▶ _AIM OF THE EXERCISE_
From the listing below, tally the lines that include "this". Return only the total.

[Saved data entries]

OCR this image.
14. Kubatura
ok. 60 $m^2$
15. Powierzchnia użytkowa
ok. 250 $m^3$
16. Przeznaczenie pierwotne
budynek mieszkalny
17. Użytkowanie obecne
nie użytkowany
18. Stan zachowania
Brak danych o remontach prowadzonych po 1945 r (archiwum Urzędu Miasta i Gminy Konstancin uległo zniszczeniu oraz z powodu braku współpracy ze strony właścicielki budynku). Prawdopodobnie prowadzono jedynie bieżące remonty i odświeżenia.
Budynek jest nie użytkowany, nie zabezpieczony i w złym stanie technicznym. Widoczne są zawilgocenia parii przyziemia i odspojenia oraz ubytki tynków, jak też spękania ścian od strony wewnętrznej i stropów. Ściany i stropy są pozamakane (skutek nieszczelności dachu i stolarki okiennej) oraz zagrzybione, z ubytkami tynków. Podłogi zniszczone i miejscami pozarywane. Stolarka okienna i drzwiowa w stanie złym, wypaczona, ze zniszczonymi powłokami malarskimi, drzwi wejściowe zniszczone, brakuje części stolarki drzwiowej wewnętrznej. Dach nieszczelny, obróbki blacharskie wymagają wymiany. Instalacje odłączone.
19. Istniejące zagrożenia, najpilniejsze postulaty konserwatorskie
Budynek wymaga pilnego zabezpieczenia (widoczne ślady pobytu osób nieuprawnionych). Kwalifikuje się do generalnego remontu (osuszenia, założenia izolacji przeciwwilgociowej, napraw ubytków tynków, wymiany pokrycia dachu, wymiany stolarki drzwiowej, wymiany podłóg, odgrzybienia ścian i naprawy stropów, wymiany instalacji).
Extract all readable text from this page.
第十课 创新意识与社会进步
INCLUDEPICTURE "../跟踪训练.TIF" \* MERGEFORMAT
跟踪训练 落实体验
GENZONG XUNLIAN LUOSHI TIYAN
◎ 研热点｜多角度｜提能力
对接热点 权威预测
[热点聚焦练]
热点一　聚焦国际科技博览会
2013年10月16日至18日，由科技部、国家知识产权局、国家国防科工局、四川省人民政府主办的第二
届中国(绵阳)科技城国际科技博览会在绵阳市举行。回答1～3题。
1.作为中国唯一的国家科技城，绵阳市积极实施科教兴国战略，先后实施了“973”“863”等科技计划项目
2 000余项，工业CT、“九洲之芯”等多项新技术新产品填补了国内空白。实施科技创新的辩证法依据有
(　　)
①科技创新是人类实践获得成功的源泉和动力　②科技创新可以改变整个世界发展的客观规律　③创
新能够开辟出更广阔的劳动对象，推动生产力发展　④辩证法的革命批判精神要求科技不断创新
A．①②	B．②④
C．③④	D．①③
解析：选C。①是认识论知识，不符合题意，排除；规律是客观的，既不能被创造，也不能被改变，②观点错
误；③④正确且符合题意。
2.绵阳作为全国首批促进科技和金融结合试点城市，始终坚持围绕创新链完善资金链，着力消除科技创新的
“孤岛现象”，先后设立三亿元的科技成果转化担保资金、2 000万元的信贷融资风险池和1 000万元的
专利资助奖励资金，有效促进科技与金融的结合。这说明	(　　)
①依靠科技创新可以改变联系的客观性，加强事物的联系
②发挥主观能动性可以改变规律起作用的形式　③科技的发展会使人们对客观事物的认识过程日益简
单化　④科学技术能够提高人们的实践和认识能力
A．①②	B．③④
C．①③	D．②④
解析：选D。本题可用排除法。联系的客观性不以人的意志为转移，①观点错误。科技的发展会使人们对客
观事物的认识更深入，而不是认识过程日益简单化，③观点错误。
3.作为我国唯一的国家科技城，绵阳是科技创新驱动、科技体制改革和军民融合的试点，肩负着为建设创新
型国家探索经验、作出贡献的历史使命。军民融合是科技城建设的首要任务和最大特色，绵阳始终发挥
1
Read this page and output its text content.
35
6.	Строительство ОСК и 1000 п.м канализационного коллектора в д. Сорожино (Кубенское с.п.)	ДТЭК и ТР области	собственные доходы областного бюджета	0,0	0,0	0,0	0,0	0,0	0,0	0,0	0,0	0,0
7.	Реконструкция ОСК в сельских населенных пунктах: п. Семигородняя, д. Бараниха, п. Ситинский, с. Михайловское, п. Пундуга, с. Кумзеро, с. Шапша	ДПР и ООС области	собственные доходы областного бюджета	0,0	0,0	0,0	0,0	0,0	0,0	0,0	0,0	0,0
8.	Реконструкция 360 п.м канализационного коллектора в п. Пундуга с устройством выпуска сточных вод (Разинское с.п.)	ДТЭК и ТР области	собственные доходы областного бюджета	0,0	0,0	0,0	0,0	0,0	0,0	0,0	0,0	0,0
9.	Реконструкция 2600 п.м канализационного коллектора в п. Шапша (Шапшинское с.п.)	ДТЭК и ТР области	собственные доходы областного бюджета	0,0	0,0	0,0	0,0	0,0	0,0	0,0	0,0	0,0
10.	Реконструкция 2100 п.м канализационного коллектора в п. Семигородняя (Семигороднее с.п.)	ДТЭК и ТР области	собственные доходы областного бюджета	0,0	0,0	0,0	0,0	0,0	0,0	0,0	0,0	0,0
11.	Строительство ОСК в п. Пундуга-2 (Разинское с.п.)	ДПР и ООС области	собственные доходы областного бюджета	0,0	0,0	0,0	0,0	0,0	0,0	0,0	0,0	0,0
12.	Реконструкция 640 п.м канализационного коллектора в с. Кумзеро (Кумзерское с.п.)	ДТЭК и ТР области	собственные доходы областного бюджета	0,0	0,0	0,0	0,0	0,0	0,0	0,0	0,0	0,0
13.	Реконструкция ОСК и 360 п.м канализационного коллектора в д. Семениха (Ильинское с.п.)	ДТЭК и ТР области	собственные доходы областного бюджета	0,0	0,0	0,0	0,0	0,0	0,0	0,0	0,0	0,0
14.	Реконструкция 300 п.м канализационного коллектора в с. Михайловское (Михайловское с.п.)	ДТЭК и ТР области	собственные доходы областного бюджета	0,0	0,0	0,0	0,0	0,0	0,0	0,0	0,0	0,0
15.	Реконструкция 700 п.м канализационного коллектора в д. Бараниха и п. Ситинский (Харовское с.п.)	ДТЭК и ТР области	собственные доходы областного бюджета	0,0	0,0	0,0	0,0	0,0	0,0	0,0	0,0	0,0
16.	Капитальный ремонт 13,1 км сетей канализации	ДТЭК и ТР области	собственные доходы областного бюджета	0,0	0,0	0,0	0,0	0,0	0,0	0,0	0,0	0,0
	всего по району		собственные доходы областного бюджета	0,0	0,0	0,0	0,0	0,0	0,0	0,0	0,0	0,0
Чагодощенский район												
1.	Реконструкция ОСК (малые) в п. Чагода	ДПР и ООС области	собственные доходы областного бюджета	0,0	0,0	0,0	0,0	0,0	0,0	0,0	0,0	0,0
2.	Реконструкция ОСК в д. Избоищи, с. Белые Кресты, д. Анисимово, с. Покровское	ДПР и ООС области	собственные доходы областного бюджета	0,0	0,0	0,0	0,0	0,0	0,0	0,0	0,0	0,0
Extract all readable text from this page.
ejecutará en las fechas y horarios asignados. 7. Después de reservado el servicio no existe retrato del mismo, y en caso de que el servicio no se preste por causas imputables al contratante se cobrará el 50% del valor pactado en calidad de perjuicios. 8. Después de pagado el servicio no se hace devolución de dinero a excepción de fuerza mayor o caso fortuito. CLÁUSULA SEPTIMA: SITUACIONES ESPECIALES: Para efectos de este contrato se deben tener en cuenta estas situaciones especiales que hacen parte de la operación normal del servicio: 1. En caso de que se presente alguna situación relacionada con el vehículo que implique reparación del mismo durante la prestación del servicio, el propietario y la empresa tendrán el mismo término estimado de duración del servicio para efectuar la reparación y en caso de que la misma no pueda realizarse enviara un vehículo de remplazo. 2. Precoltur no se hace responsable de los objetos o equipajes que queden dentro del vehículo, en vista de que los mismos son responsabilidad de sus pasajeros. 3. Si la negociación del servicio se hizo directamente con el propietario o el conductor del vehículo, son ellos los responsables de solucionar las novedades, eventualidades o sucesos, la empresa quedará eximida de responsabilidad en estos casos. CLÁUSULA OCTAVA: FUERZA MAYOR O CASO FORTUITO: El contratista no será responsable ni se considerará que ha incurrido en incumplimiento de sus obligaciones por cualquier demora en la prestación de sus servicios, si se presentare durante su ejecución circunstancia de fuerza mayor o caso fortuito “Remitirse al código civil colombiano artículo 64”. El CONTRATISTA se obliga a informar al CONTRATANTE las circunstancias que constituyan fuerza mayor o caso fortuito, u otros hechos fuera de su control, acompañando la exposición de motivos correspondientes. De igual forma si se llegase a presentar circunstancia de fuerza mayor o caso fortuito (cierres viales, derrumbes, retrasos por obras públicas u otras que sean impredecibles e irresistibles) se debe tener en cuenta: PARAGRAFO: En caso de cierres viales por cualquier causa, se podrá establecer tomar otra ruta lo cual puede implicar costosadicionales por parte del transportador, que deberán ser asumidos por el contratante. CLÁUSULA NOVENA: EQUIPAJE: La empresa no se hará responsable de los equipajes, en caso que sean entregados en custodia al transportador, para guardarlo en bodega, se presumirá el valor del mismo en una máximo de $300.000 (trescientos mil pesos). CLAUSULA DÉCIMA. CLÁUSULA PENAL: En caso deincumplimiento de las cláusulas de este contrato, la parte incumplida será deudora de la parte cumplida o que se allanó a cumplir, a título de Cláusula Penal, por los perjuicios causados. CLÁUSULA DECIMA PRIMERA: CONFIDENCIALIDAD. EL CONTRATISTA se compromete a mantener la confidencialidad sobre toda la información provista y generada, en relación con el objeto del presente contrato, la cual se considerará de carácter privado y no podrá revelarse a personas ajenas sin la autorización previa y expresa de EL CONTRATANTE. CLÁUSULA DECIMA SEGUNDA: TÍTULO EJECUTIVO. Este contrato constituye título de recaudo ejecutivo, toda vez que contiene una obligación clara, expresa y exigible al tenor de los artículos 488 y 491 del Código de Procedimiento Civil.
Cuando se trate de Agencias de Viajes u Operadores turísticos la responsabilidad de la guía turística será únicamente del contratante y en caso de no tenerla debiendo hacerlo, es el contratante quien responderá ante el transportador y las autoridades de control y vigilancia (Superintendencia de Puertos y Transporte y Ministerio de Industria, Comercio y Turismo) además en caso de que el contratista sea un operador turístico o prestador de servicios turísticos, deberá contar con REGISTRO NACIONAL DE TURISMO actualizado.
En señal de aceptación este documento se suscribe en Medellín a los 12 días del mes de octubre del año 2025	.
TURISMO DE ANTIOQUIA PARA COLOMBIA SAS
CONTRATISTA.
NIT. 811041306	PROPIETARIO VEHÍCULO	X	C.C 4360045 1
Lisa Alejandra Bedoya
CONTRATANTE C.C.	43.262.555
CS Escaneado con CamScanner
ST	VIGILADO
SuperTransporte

▶ _RESULT BELOW_
4